(Items from a figure collection)
■ ■ ■ ■ ■
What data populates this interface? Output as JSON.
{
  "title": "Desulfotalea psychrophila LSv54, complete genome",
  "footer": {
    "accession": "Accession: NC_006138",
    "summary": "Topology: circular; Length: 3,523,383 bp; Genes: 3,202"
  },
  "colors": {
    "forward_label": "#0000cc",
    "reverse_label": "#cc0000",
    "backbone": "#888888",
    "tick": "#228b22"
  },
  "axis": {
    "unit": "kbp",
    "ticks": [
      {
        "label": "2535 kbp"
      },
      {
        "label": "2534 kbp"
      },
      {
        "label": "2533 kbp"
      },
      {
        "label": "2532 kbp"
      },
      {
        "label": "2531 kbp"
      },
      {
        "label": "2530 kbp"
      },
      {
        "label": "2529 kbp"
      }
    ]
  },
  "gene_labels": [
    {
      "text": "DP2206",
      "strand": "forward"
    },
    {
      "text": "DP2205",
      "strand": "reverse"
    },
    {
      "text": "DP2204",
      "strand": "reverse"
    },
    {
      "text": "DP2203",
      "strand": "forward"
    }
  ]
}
■ ■ ■ ■ ■
What is needed → Print each entry exactly as it was written.

Answer for the task →
What data populates this interface? Output as JSON.
{
  "title": "Desulfotalea psychrophila LSv54, complete genome",
  "footer": {
    "accession": "Accession: NC_006138",
    "summary": "Topology: circular; Length: 3,523,383 bp; Genes: 3,202"
  },
  "colors": {
    "forward_label": "#0000cc",
    "reverse_label": "#cc0000",
    "backbone": "#888888",
    "tick": "#228b22"
  },
  "axis": {
    "unit": "kbp",
    "ticks": [
      {
        "label": "2535 kbp"
      },
      {
        "label": "2534 kbp"
      },
      {
        "label": "2533 kbp"
      },
      {
        "label": "2532 kbp"
      },
      {
        "label": "2531 kbp"
      },
      {
        "label": "2530 kbp"
      },
      {
        "label": "2529 kbp"
      }
    ]
  },
  "gene_labels": [
    {
      "text": "DP2206",
      "strand": "forward"
    },
    {
      "text": "DP2205",
      "strand": "reverse"
    },
    {
      "text": "DP2204",
      "strand": "reverse"
    },
    {
      "text": "DP2203",
      "strand": "forward"
    }
  ]
}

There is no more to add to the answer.